::: Supplied entries

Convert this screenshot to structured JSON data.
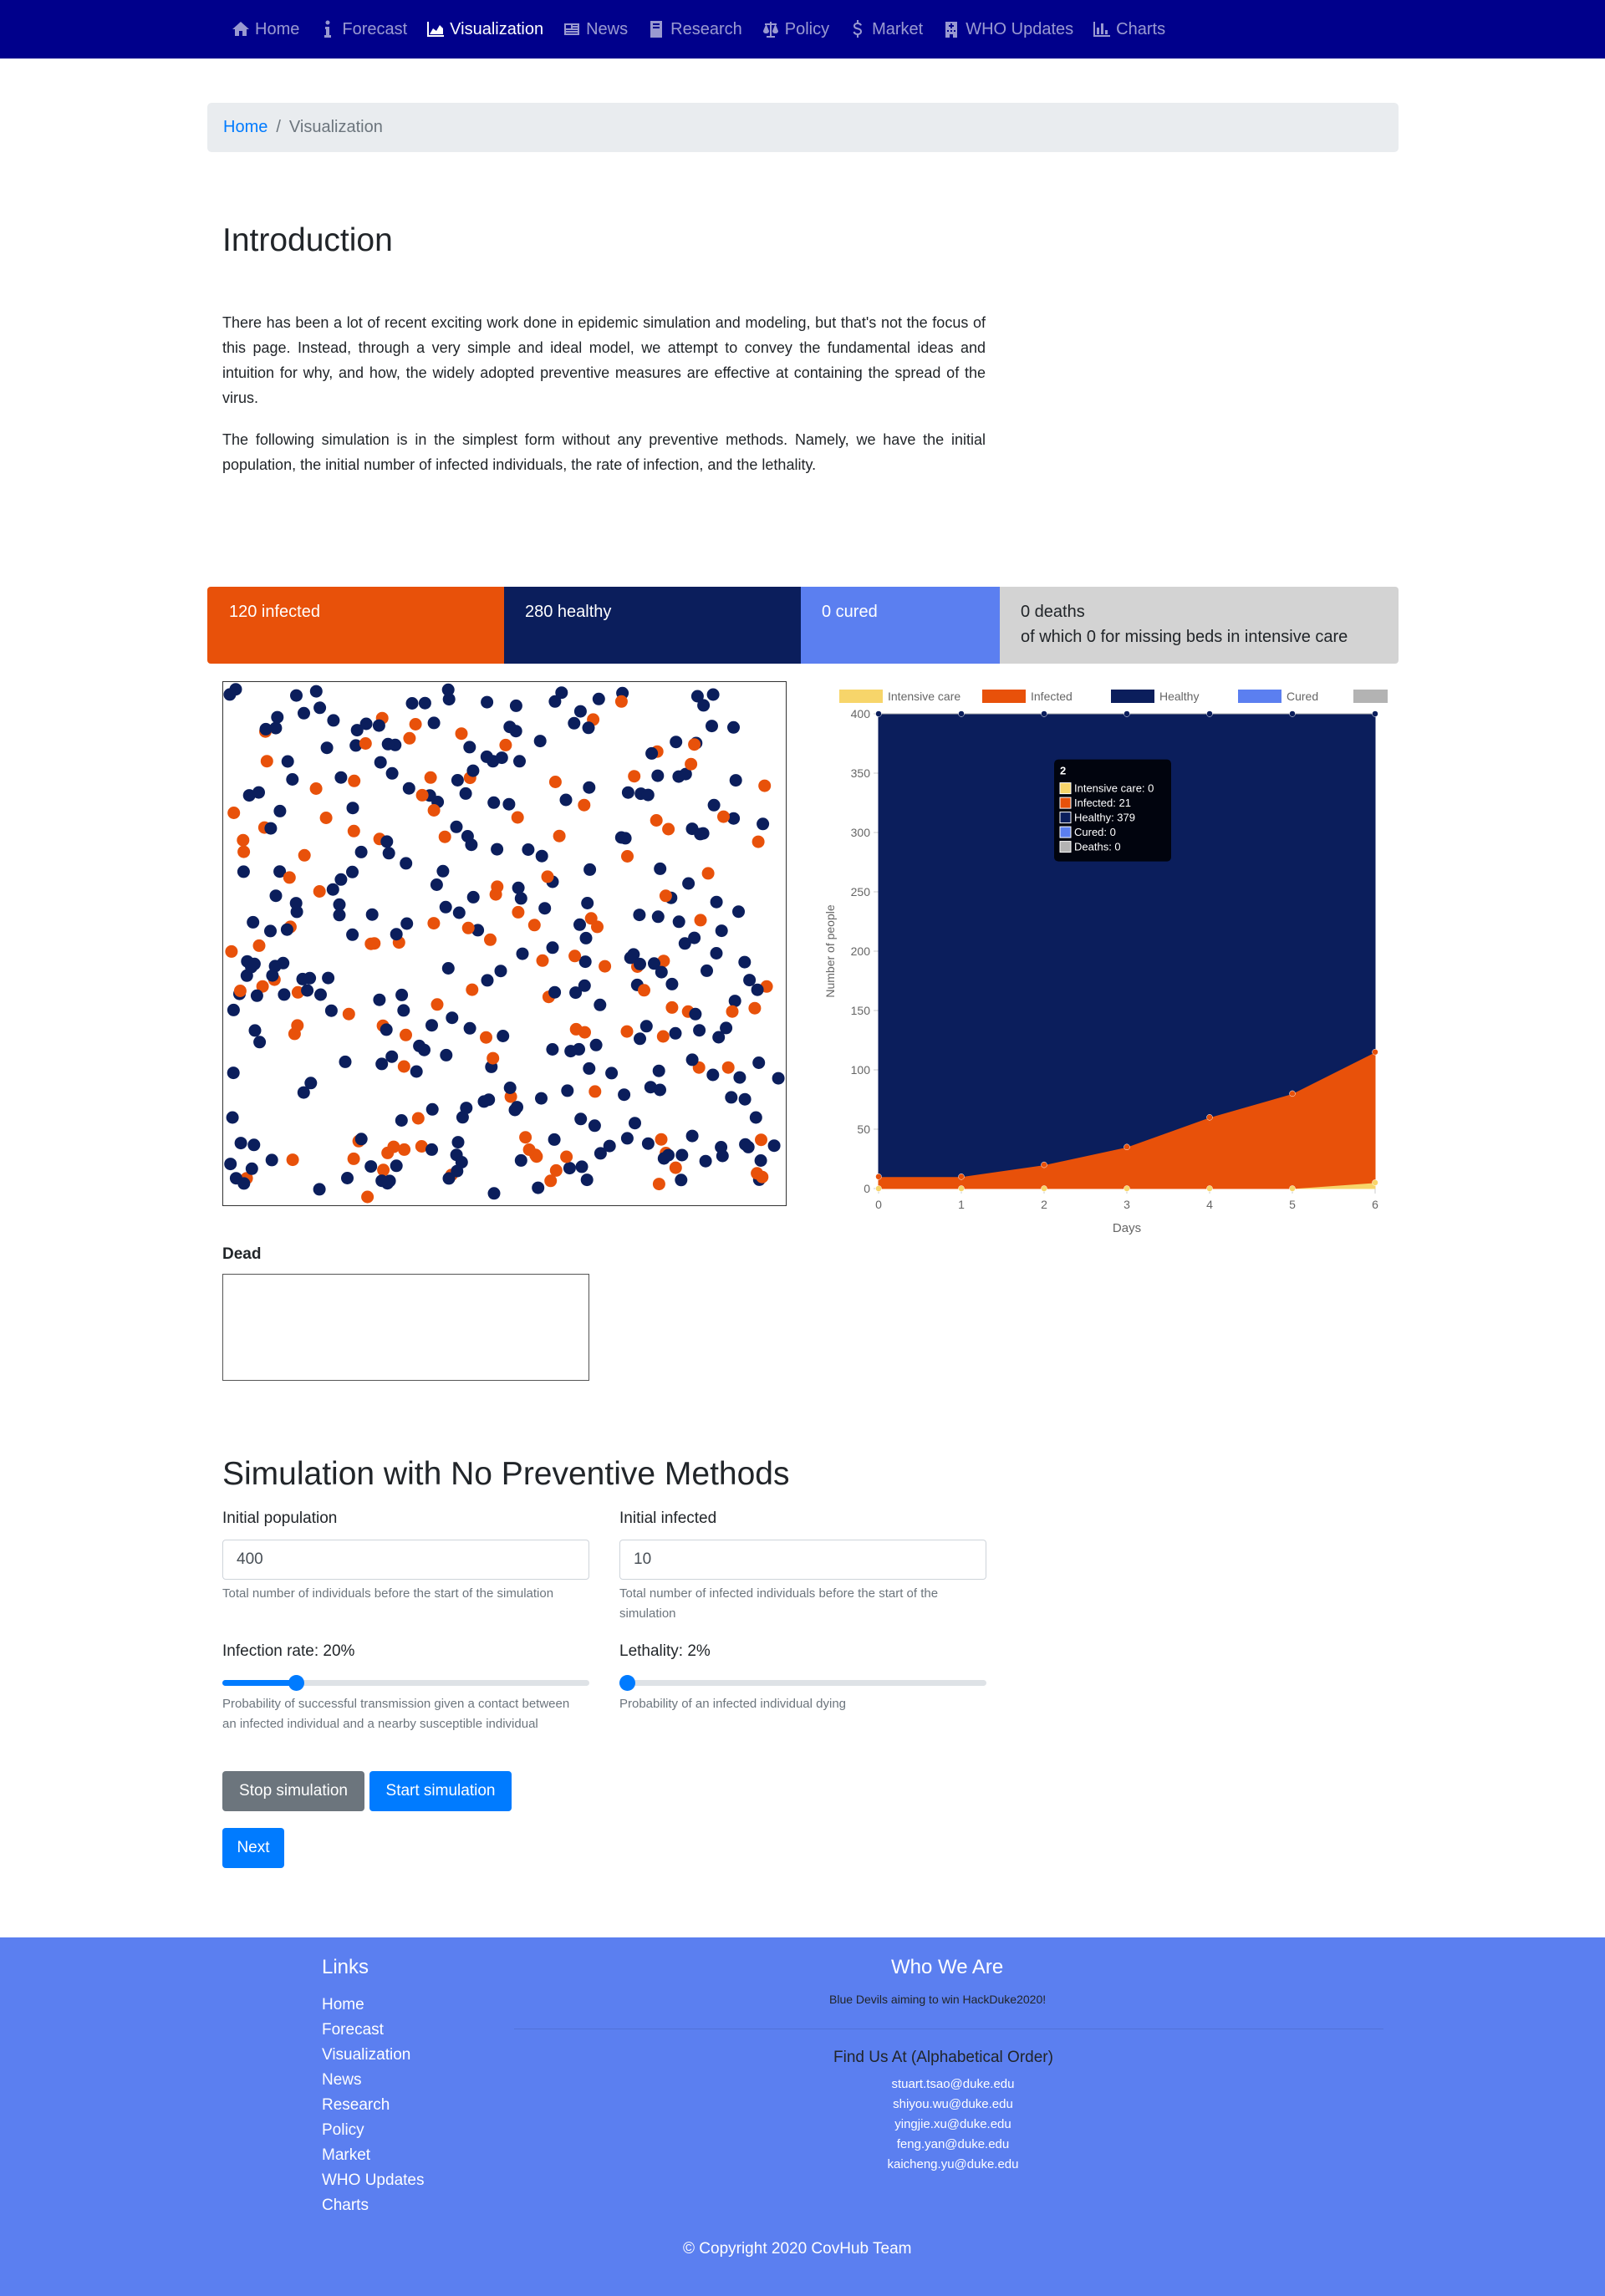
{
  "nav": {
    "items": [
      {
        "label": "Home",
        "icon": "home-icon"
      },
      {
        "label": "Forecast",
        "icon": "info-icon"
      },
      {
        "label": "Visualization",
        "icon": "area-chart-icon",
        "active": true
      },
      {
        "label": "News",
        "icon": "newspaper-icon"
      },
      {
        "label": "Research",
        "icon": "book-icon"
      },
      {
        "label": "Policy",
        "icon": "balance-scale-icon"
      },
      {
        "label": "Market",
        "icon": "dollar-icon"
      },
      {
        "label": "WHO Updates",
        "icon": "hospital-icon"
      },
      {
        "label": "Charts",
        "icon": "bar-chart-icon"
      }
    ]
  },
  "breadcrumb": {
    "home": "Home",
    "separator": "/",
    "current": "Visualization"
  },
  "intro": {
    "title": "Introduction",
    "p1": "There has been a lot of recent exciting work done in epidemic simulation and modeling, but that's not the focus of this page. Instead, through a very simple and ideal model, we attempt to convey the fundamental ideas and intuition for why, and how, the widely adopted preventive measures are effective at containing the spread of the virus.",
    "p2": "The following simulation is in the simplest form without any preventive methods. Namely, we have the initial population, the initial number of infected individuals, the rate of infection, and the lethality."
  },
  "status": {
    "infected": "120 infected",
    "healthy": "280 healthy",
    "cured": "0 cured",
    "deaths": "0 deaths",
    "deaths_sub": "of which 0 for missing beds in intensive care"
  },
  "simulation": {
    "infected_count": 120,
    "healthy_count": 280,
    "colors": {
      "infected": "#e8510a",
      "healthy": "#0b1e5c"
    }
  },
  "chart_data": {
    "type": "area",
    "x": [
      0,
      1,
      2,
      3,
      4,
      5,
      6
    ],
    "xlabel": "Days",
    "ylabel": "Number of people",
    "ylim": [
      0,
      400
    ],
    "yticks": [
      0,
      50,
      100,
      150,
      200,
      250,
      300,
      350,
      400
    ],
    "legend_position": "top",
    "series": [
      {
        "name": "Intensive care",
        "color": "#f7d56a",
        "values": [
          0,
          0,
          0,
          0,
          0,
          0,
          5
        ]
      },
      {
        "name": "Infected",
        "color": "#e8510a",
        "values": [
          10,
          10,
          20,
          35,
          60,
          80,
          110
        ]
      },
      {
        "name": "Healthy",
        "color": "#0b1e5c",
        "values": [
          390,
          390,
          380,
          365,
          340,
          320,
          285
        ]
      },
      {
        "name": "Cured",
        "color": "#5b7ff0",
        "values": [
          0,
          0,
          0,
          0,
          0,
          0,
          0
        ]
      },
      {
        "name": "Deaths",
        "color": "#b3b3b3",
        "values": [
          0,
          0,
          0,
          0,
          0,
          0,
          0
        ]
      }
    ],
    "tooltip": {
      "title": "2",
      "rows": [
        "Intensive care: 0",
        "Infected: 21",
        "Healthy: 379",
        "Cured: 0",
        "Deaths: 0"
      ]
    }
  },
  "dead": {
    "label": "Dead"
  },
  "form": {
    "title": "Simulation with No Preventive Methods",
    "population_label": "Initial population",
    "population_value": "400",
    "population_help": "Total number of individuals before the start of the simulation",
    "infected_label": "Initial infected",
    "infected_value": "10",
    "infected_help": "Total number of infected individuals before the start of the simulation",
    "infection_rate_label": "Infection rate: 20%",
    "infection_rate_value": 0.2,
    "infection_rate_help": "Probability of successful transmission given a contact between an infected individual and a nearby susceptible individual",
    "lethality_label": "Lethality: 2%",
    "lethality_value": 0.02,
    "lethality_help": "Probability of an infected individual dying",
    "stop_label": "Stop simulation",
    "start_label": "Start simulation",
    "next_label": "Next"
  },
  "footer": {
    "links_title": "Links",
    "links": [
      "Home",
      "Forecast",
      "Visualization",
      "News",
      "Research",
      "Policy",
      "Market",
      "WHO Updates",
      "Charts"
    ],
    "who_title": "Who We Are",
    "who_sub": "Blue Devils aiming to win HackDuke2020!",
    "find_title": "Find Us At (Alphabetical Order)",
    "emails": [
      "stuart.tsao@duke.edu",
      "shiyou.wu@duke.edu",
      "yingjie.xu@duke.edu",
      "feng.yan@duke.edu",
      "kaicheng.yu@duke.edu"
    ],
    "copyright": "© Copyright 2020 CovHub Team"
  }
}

::::::

§ What to work on:
Write out the material above exactly. Skip the pictures.

§ Exercise solution:
Convert this screenshot to structured JSON data.
{
  "nav": {
    "items": [
      {
        "label": "Home",
        "icon": "home-icon"
      },
      {
        "label": "Forecast",
        "icon": "info-icon"
      },
      {
        "label": "Visualization",
        "icon": "area-chart-icon",
        "active": true
      },
      {
        "label": "News",
        "icon": "newspaper-icon"
      },
      {
        "label": "Research",
        "icon": "book-icon"
      },
      {
        "label": "Policy",
        "icon": "balance-scale-icon"
      },
      {
        "label": "Market",
        "icon": "dollar-icon"
      },
      {
        "label": "WHO Updates",
        "icon": "hospital-icon"
      },
      {
        "label": "Charts",
        "icon": "bar-chart-icon"
      }
    ]
  },
  "breadcrumb": {
    "home": "Home",
    "separator": "/",
    "current": "Visualization"
  },
  "intro": {
    "title": "Introduction",
    "p1": "There has been a lot of recent exciting work done in epidemic simulation and modeling, but that's not the focus of this page. Instead, through a very simple and ideal model, we attempt to convey the fundamental ideas and intuition for why, and how, the widely adopted preventive measures are effective at containing the spread of the virus.",
    "p2": "The following simulation is in the simplest form without any preventive methods. Namely, we have the initial population, the initial number of infected individuals, the rate of infection, and the lethality."
  },
  "status": {
    "infected": "120 infected",
    "healthy": "280 healthy",
    "cured": "0 cured",
    "deaths": "0 deaths",
    "deaths_sub": "of which 0 for missing beds in intensive care"
  },
  "simulation": {
    "infected_count": 120,
    "healthy_count": 280,
    "colors": {
      "infected": "#e8510a",
      "healthy": "#0b1e5c"
    }
  },
  "chart_data": {
    "type": "area",
    "x": [
      0,
      1,
      2,
      3,
      4,
      5,
      6
    ],
    "xlabel": "Days",
    "ylabel": "Number of people",
    "ylim": [
      0,
      400
    ],
    "yticks": [
      0,
      50,
      100,
      150,
      200,
      250,
      300,
      350,
      400
    ],
    "legend_position": "top",
    "series": [
      {
        "name": "Intensive care",
        "color": "#f7d56a",
        "values": [
          0,
          0,
          0,
          0,
          0,
          0,
          5
        ]
      },
      {
        "name": "Infected",
        "color": "#e8510a",
        "values": [
          10,
          10,
          20,
          35,
          60,
          80,
          110
        ]
      },
      {
        "name": "Healthy",
        "color": "#0b1e5c",
        "values": [
          390,
          390,
          380,
          365,
          340,
          320,
          285
        ]
      },
      {
        "name": "Cured",
        "color": "#5b7ff0",
        "values": [
          0,
          0,
          0,
          0,
          0,
          0,
          0
        ]
      },
      {
        "name": "Deaths",
        "color": "#b3b3b3",
        "values": [
          0,
          0,
          0,
          0,
          0,
          0,
          0
        ]
      }
    ],
    "tooltip": {
      "title": "2",
      "rows": [
        "Intensive care: 0",
        "Infected: 21",
        "Healthy: 379",
        "Cured: 0",
        "Deaths: 0"
      ]
    }
  },
  "dead": {
    "label": "Dead"
  },
  "form": {
    "title": "Simulation with No Preventive Methods",
    "population_label": "Initial population",
    "population_value": "400",
    "population_help": "Total number of individuals before the start of the simulation",
    "infected_label": "Initial infected",
    "infected_value": "10",
    "infected_help": "Total number of infected individuals before the start of the simulation",
    "infection_rate_label": "Infection rate: 20%",
    "infection_rate_value": 0.2,
    "infection_rate_help": "Probability of successful transmission given a contact between an infected individual and a nearby susceptible individual",
    "lethality_label": "Lethality: 2%",
    "lethality_value": 0.02,
    "lethality_help": "Probability of an infected individual dying",
    "stop_label": "Stop simulation",
    "start_label": "Start simulation",
    "next_label": "Next"
  },
  "footer": {
    "links_title": "Links",
    "links": [
      "Home",
      "Forecast",
      "Visualization",
      "News",
      "Research",
      "Policy",
      "Market",
      "WHO Updates",
      "Charts"
    ],
    "who_title": "Who We Are",
    "who_sub": "Blue Devils aiming to win HackDuke2020!",
    "find_title": "Find Us At (Alphabetical Order)",
    "emails": [
      "stuart.tsao@duke.edu",
      "shiyou.wu@duke.edu",
      "yingjie.xu@duke.edu",
      "feng.yan@duke.edu",
      "kaicheng.yu@duke.edu"
    ],
    "copyright": "© Copyright 2020 CovHub Team"
  }
}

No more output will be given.